__Problem__.
Filter the listing below, copying every line in which the word "padelfip" appears.

[Data entries]
'''
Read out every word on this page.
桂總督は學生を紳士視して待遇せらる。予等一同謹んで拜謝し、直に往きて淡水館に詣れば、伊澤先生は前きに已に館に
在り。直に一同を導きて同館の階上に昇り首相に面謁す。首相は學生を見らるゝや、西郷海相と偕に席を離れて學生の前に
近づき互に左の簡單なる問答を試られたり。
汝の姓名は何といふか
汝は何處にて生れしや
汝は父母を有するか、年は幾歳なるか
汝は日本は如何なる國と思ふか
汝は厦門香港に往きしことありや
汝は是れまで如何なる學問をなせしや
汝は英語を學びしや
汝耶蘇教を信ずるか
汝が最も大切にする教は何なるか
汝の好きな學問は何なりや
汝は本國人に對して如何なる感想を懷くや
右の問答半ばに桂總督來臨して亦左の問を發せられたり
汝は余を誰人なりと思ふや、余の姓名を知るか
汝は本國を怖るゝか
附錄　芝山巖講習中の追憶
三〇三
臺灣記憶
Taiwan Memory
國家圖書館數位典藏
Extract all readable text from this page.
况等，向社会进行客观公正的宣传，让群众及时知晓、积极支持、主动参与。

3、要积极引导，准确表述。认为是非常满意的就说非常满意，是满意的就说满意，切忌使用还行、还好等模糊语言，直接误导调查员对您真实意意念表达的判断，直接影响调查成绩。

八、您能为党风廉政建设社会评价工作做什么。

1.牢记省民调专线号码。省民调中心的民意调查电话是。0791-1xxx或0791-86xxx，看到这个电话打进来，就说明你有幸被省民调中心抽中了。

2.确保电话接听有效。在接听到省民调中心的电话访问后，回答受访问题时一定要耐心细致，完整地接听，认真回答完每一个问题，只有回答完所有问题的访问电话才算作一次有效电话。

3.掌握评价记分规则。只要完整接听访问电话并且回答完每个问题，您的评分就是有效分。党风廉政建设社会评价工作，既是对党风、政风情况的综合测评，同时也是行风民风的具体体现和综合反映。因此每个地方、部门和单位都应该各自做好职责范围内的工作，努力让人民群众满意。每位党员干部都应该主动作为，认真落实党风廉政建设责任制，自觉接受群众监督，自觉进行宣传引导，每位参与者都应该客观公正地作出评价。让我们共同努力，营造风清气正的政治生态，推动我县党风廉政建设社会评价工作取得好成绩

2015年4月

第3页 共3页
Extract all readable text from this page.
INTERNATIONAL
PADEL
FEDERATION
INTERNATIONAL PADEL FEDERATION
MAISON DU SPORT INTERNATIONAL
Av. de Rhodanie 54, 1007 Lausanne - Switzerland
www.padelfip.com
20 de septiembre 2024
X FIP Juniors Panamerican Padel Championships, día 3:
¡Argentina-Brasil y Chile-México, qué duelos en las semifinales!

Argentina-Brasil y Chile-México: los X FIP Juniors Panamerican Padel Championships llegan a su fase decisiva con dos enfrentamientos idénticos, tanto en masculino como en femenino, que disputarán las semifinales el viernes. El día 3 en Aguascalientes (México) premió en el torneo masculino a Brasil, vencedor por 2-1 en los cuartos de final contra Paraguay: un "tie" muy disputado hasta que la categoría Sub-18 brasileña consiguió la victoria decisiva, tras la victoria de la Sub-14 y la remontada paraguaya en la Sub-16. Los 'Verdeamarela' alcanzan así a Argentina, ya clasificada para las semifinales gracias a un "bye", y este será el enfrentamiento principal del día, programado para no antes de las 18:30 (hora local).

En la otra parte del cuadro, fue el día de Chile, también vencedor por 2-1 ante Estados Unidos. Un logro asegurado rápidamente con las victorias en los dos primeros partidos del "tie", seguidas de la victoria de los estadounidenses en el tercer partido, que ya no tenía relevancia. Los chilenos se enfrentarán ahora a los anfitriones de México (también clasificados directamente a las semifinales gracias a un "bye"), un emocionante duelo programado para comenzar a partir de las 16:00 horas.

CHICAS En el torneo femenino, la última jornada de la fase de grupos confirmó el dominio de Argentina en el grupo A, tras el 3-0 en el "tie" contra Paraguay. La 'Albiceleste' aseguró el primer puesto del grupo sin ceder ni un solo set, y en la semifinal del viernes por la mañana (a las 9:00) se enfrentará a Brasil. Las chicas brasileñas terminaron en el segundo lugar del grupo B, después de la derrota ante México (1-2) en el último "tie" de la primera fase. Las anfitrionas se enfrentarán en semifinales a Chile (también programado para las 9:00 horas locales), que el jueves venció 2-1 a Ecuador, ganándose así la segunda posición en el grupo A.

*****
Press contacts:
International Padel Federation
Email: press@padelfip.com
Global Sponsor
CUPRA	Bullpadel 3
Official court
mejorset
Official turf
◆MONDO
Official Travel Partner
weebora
'''
__Exercise solution__.
www.padelfip.com
Email: press@padelfip.com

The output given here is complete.